Goal: Leave out the images; return the rest of the data exactly.

-- start Provided records --

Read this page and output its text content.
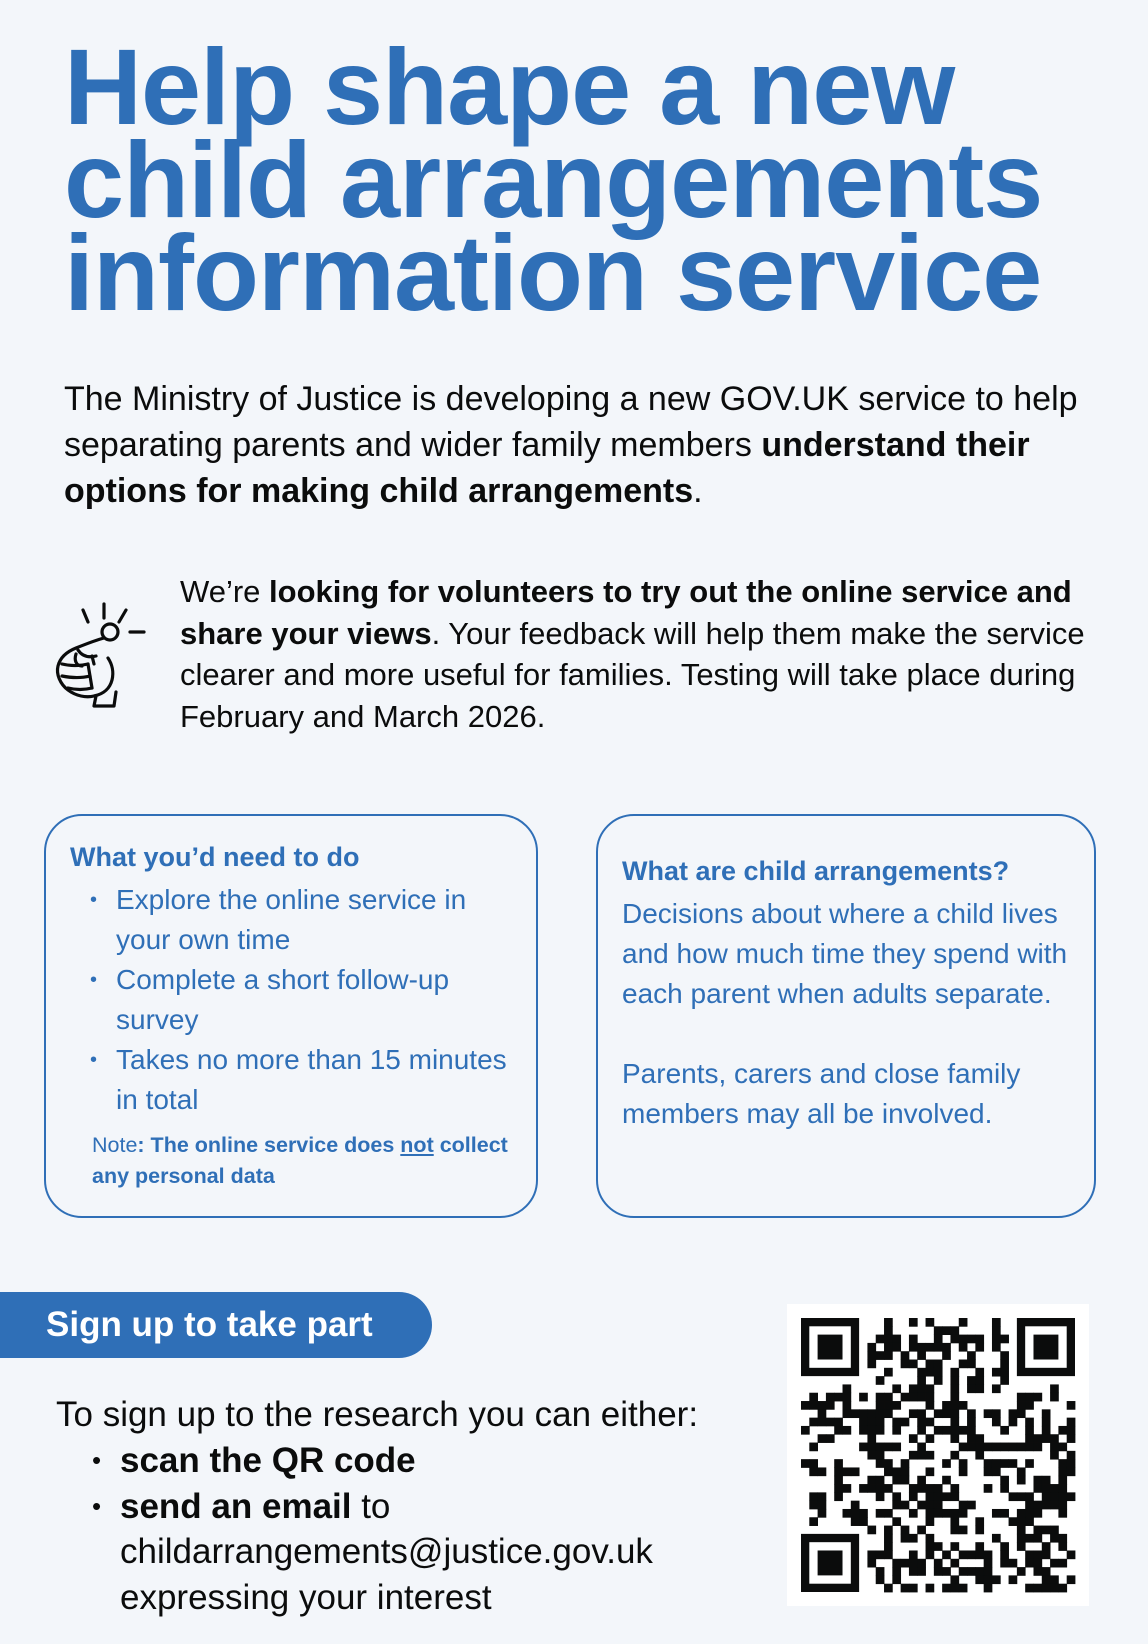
Help shape a new
child arrangements
information service

The Ministry of Justice is developing a new GOV.UK service to help separating parents and wider family members understand their options for making child arrangements.

We’re looking for volunteers to try out the online service and share your views. Your feedback will help them make the service clearer and more useful for families. Testing will take place during February and March 2026.

What you’d need to do
• Explore the online service in your own time
• Complete a short follow-up survey
• Takes no more than 15 minutes in total

Note: The online service does not collect any personal data

What are child arrangements?

Decisions about where a child lives and how much time they spend with each parent when adults separate.

Parents, carers and close family members may all be involved.

Sign up to take part

To sign up to the research you can either:

• scan the QR code
• send an email to
childarrangements@justice.gov.uk
expressing your interest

-- end Provided records --

Task response:
Read this page and output its text content.
Help shape a new
child arrangements
information service

The Ministry of Justice is developing a new GOV.UK service to help separating parents and wider family members understand their options for making child arrangements.

We’re looking for volunteers to try out the online service and share your views. Your feedback will help them make the service clearer and more useful for families. Testing will take place during February and March 2026.

What you’d need to do
• Explore the online service in your own time
• Complete a short follow-up survey
• Takes no more than 15 minutes in total

Note: The online service does not collect any personal data

What are child arrangements?

Decisions about where a child lives and how much time they spend with each parent when adults separate.

Parents, carers and close family members may all be involved.

Sign up to take part

To sign up to the research you can either:

• scan the QR code
• send an email to
childarrangements@justice.gov.uk
expressing your interest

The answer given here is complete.